Records from a collection
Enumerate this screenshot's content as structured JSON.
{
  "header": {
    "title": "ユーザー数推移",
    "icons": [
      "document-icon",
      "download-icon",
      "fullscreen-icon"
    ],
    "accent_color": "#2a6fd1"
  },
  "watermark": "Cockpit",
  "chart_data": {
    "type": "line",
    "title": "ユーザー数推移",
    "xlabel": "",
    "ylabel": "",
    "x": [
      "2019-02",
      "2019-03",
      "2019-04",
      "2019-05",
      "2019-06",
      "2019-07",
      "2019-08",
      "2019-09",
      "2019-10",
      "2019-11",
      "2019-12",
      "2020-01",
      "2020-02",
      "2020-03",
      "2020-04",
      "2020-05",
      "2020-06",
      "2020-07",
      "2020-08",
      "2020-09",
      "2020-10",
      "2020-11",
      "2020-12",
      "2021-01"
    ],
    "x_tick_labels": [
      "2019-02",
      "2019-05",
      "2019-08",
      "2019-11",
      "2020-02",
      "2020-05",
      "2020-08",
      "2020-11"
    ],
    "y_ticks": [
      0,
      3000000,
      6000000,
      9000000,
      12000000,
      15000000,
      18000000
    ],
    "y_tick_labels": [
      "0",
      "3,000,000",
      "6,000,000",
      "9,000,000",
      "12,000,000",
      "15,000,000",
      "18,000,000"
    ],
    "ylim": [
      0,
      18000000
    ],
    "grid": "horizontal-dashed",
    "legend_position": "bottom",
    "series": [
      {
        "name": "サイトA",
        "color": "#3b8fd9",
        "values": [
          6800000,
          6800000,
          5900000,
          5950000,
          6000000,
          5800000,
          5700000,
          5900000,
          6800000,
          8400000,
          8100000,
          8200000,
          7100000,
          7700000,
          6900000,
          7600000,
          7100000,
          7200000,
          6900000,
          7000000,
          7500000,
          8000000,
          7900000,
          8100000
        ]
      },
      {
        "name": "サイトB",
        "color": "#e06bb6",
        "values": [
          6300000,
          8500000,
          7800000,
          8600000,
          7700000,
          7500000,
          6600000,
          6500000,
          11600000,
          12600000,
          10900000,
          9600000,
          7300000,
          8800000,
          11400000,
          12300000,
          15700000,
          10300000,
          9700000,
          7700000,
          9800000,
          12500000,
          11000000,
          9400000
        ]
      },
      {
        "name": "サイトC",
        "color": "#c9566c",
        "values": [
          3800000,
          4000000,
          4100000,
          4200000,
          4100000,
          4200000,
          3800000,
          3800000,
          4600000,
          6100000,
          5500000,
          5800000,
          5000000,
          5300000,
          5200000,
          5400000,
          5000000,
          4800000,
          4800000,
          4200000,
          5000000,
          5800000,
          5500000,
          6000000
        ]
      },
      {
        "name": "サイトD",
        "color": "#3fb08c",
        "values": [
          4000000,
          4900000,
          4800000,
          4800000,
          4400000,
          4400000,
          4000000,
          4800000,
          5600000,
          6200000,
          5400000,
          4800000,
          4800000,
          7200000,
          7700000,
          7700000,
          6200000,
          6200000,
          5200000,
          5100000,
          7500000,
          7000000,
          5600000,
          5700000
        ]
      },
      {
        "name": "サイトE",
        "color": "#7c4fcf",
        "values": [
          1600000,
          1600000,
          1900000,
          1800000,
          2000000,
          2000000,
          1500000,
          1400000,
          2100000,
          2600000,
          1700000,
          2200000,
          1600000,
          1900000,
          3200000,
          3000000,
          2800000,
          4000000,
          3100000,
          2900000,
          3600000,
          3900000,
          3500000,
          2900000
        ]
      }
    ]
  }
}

#### WRITTEN INSTRUCTION:
All entries shown above should be printed again exactly.

#### WRITTEN REPLY:
Enumerate this screenshot's content as structured JSON.
{
  "header": {
    "title": "ユーザー数推移",
    "icons": [
      "document-icon",
      "download-icon",
      "fullscreen-icon"
    ],
    "accent_color": "#2a6fd1"
  },
  "watermark": "Cockpit",
  "chart_data": {
    "type": "line",
    "title": "ユーザー数推移",
    "xlabel": "",
    "ylabel": "",
    "x": [
      "2019-02",
      "2019-03",
      "2019-04",
      "2019-05",
      "2019-06",
      "2019-07",
      "2019-08",
      "2019-09",
      "2019-10",
      "2019-11",
      "2019-12",
      "2020-01",
      "2020-02",
      "2020-03",
      "2020-04",
      "2020-05",
      "2020-06",
      "2020-07",
      "2020-08",
      "2020-09",
      "2020-10",
      "2020-11",
      "2020-12",
      "2021-01"
    ],
    "x_tick_labels": [
      "2019-02",
      "2019-05",
      "2019-08",
      "2019-11",
      "2020-02",
      "2020-05",
      "2020-08",
      "2020-11"
    ],
    "y_ticks": [
      0,
      3000000,
      6000000,
      9000000,
      12000000,
      15000000,
      18000000
    ],
    "y_tick_labels": [
      "0",
      "3,000,000",
      "6,000,000",
      "9,000,000",
      "12,000,000",
      "15,000,000",
      "18,000,000"
    ],
    "ylim": [
      0,
      18000000
    ],
    "grid": "horizontal-dashed",
    "legend_position": "bottom",
    "series": [
      {
        "name": "サイトA",
        "color": "#3b8fd9",
        "values": [
          6800000,
          6800000,
          5900000,
          5950000,
          6000000,
          5800000,
          5700000,
          5900000,
          6800000,
          8400000,
          8100000,
          8200000,
          7100000,
          7700000,
          6900000,
          7600000,
          7100000,
          7200000,
          6900000,
          7000000,
          7500000,
          8000000,
          7900000,
          8100000
        ]
      },
      {
        "name": "サイトB",
        "color": "#e06bb6",
        "values": [
          6300000,
          8500000,
          7800000,
          8600000,
          7700000,
          7500000,
          6600000,
          6500000,
          11600000,
          12600000,
          10900000,
          9600000,
          7300000,
          8800000,
          11400000,
          12300000,
          15700000,
          10300000,
          9700000,
          7700000,
          9800000,
          12500000,
          11000000,
          9400000
        ]
      },
      {
        "name": "サイトC",
        "color": "#c9566c",
        "values": [
          3800000,
          4000000,
          4100000,
          4200000,
          4100000,
          4200000,
          3800000,
          3800000,
          4600000,
          6100000,
          5500000,
          5800000,
          5000000,
          5300000,
          5200000,
          5400000,
          5000000,
          4800000,
          4800000,
          4200000,
          5000000,
          5800000,
          5500000,
          6000000
        ]
      },
      {
        "name": "サイトD",
        "color": "#3fb08c",
        "values": [
          4000000,
          4900000,
          4800000,
          4800000,
          4400000,
          4400000,
          4000000,
          4800000,
          5600000,
          6200000,
          5400000,
          4800000,
          4800000,
          7200000,
          7700000,
          7700000,
          6200000,
          6200000,
          5200000,
          5100000,
          7500000,
          7000000,
          5600000,
          5700000
        ]
      },
      {
        "name": "サイトE",
        "color": "#7c4fcf",
        "values": [
          1600000,
          1600000,
          1900000,
          1800000,
          2000000,
          2000000,
          1500000,
          1400000,
          2100000,
          2600000,
          1700000,
          2200000,
          1600000,
          1900000,
          3200000,
          3000000,
          2800000,
          4000000,
          3100000,
          2900000,
          3600000,
          3900000,
          3500000,
          2900000
        ]
      }
    ]
  }
}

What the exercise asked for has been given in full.